▸ **Do this**:
Repeat every entry word for word, skipping the pictures.

▸ **Data**:
•••

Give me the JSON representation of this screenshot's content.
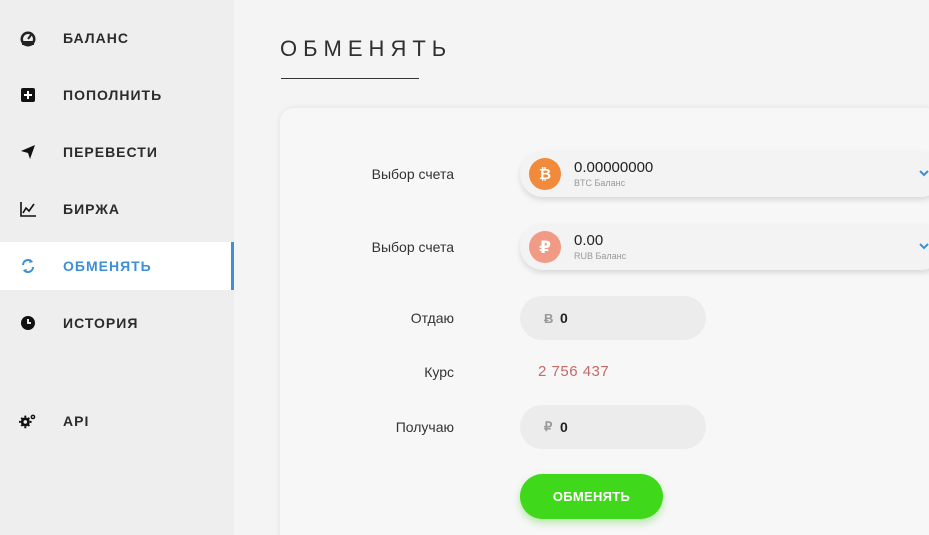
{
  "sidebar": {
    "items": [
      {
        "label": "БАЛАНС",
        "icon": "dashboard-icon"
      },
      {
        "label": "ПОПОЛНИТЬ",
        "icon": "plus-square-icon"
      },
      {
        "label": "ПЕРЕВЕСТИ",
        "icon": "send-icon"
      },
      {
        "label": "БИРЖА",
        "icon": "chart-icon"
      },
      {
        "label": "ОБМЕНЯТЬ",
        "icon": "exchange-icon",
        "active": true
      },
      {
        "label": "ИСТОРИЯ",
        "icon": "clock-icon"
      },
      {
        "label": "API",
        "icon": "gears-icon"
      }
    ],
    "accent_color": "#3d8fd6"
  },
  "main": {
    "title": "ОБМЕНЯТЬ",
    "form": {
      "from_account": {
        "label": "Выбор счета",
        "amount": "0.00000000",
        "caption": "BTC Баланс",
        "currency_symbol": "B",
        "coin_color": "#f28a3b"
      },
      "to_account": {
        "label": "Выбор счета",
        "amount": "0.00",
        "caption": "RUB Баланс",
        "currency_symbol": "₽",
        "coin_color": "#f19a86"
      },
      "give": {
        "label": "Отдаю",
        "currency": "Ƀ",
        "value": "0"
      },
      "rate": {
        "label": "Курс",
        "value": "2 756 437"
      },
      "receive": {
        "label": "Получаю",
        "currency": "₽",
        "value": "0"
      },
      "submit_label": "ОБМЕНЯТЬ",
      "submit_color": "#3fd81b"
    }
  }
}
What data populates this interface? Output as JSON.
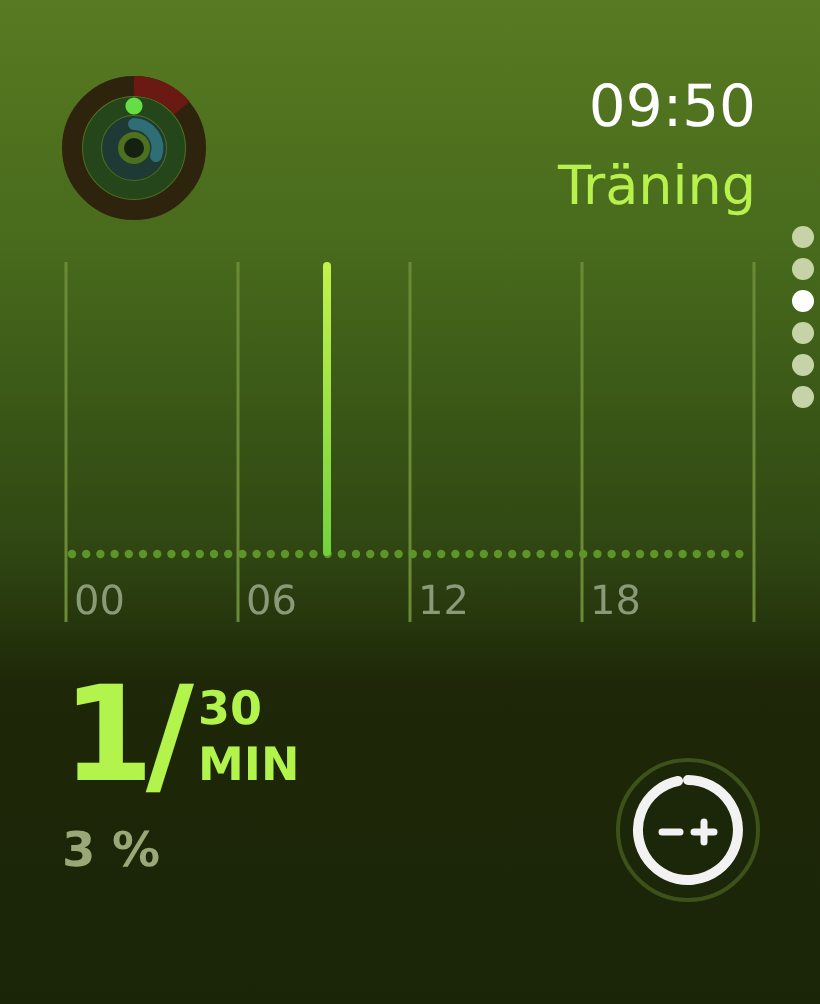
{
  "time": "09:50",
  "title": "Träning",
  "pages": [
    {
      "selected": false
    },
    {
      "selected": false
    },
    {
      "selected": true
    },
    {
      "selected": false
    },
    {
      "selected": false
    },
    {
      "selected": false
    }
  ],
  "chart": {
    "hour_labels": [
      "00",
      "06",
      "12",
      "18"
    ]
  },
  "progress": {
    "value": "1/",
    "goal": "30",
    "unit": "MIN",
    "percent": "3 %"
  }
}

•••

▸ **Full output**:
Give me the JSON representation of this screenshot's content.
{
  "sidebar": {
    "items": [
      {
        "label": "БАЛАНС",
        "icon": "dashboard-icon"
      },
      {
        "label": "ПОПОЛНИТЬ",
        "icon": "plus-square-icon"
      },
      {
        "label": "ПЕРЕВЕСТИ",
        "icon": "send-icon"
      },
      {
        "label": "БИРЖА",
        "icon": "chart-icon"
      },
      {
        "label": "ОБМЕНЯТЬ",
        "icon": "exchange-icon",
        "active": true
      },
      {
        "label": "ИСТОРИЯ",
        "icon": "clock-icon"
      },
      {
        "label": "API",
        "icon": "gears-icon"
      }
    ],
    "accent_color": "#3d8fd6"
  },
  "main": {
    "title": "ОБМЕНЯТЬ",
    "form": {
      "from_account": {
        "label": "Выбор счета",
        "amount": "0.00000000",
        "caption": "BTC Баланс",
        "currency_symbol": "B",
        "coin_color": "#f28a3b"
      },
      "to_account": {
        "label": "Выбор счета",
        "amount": "0.00",
        "caption": "RUB Баланс",
        "currency_symbol": "₽",
        "coin_color": "#f19a86"
      },
      "give": {
        "label": "Отдаю",
        "currency": "Ƀ",
        "value": "0"
      },
      "rate": {
        "label": "Курс",
        "value": "2 756 437"
      },
      "receive": {
        "label": "Получаю",
        "currency": "₽",
        "value": "0"
      },
      "submit_label": "ОБМЕНЯТЬ",
      "submit_color": "#3fd81b"
    }
  }
}
What data populates this interface? Output as JSON.
{
  "time": "09:50",
  "title": "Träning",
  "pages": [
    {
      "selected": false
    },
    {
      "selected": false
    },
    {
      "selected": true
    },
    {
      "selected": false
    },
    {
      "selected": false
    },
    {
      "selected": false
    }
  ],
  "chart": {
    "hour_labels": [
      "00",
      "06",
      "12",
      "18"
    ]
  },
  "progress": {
    "value": "1/",
    "goal": "30",
    "unit": "MIN",
    "percent": "3 %"
  }
}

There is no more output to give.